**CHALLENGE**
Copy out all of the lines below word for word, with every character and number unchanged.

**TASK INPUT**
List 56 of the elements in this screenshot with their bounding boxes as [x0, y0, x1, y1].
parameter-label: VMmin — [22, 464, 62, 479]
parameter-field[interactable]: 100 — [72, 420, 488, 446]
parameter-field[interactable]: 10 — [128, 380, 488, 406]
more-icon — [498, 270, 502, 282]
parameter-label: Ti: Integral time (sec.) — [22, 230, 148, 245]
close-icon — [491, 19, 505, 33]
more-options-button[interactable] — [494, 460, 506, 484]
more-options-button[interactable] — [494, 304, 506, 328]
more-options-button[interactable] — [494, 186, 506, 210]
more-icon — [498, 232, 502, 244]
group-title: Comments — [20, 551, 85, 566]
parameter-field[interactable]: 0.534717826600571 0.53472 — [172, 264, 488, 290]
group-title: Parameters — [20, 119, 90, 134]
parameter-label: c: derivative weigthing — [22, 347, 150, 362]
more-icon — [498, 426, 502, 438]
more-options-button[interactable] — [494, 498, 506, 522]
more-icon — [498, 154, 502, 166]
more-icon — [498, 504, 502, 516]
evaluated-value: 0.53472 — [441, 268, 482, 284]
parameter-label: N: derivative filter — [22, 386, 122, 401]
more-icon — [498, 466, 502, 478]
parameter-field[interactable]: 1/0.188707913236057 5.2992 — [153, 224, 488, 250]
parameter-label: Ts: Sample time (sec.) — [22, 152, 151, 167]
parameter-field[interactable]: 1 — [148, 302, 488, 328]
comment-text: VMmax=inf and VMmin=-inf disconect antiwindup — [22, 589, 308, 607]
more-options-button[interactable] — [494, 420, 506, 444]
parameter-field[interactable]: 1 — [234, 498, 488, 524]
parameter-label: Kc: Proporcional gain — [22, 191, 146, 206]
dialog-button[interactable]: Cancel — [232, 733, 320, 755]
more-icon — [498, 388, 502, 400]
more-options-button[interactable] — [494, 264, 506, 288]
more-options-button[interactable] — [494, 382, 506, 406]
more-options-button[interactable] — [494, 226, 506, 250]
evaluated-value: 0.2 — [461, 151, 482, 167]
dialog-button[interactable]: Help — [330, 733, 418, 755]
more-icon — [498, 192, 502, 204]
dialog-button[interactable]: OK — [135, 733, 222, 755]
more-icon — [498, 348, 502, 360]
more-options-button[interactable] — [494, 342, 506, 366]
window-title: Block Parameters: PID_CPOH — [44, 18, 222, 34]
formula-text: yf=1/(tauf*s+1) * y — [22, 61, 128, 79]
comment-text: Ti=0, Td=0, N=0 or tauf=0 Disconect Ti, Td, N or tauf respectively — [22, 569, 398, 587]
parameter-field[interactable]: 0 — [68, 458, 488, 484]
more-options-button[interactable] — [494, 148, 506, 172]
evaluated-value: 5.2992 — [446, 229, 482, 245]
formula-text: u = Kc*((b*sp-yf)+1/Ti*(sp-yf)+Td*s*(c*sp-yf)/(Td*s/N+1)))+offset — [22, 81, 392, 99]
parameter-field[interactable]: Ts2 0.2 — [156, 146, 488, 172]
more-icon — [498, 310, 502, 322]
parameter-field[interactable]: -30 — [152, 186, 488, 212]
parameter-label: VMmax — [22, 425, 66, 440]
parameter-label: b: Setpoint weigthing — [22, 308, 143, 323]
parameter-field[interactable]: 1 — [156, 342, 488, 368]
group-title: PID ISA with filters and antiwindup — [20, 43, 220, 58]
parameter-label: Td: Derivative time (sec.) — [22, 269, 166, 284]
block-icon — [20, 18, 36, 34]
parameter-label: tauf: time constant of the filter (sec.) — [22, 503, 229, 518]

**FINISHED EXERCISE**
List 56 of the elements in this screenshot with their bounding boxes as [x0, y0, x1, y1].
parameter-label: VMmin — [22, 464, 62, 479]
parameter-field[interactable]: 100 — [72, 420, 488, 446]
parameter-field[interactable]: 10 — [128, 380, 488, 406]
more-icon — [498, 270, 502, 282]
parameter-label: Ti: Integral time (sec.) — [22, 230, 148, 245]
close-icon — [491, 19, 505, 33]
more-options-button[interactable] — [494, 460, 506, 484]
more-options-button[interactable] — [494, 304, 506, 328]
more-options-button[interactable] — [494, 186, 506, 210]
more-icon — [498, 232, 502, 244]
group-title: Comments — [20, 551, 85, 566]
parameter-field[interactable]: 0.534717826600571 0.53472 — [172, 264, 488, 290]
group-title: Parameters — [20, 119, 90, 134]
parameter-label: c: derivative weigthing — [22, 347, 150, 362]
more-icon — [498, 426, 502, 438]
more-options-button[interactable] — [494, 498, 506, 522]
more-icon — [498, 154, 502, 166]
more-icon — [498, 504, 502, 516]
evaluated-value: 0.53472 — [441, 268, 482, 284]
parameter-label: N: derivative filter — [22, 386, 122, 401]
more-icon — [498, 466, 502, 478]
parameter-field[interactable]: 1/0.188707913236057 5.2992 — [153, 224, 488, 250]
parameter-label: Ts: Sample time (sec.) — [22, 152, 151, 167]
parameter-field[interactable]: 1 — [148, 302, 488, 328]
comment-text: VMmax=inf and VMmin=-inf disconect antiwindup — [22, 589, 308, 607]
more-options-button[interactable] — [494, 420, 506, 444]
parameter-field[interactable]: 1 — [234, 498, 488, 524]
parameter-label: Kc: Proporcional gain — [22, 191, 146, 206]
dialog-button[interactable]: Cancel — [232, 733, 320, 755]
more-icon — [498, 388, 502, 400]
more-options-button[interactable] — [494, 264, 506, 288]
more-options-button[interactable] — [494, 382, 506, 406]
more-options-button[interactable] — [494, 226, 506, 250]
evaluated-value: 0.2 — [461, 151, 482, 167]
dialog-button[interactable]: Help — [330, 733, 418, 755]
more-icon — [498, 192, 502, 204]
dialog-button[interactable]: OK — [135, 733, 222, 755]
more-icon — [498, 348, 502, 360]
more-options-button[interactable] — [494, 342, 506, 366]
window-title: Block Parameters: PID_CPOH — [44, 18, 222, 34]
formula-text: yf=1/(tauf*s+1) * y — [22, 61, 128, 79]
comment-text: Ti=0, Td=0, N=0 or tauf=0 Disconect Ti, Td, N or tauf respectively — [22, 569, 398, 587]
parameter-field[interactable]: 0 — [68, 458, 488, 484]
more-options-button[interactable] — [494, 148, 506, 172]
evaluated-value: 5.2992 — [446, 229, 482, 245]
formula-text: u = Kc*((b*sp-yf)+1/Ti*(sp-yf)+Td*s*(c*sp-yf)/(Td*s/N+1)))+offset — [22, 81, 392, 99]
parameter-field[interactable]: Ts2 0.2 — [156, 146, 488, 172]
more-icon — [498, 310, 502, 322]
parameter-field[interactable]: -30 — [152, 186, 488, 212]
parameter-label: VMmax — [22, 425, 66, 440]
parameter-label: b: Setpoint weigthing — [22, 308, 143, 323]
parameter-field[interactable]: 1 — [156, 342, 488, 368]
group-title: PID ISA with filters and antiwindup — [20, 43, 220, 58]
parameter-label: Td: Derivative time (sec.) — [22, 269, 166, 284]
block-icon — [20, 18, 36, 34]
parameter-label: tauf: time constant of the filter (sec.) — [22, 503, 229, 518]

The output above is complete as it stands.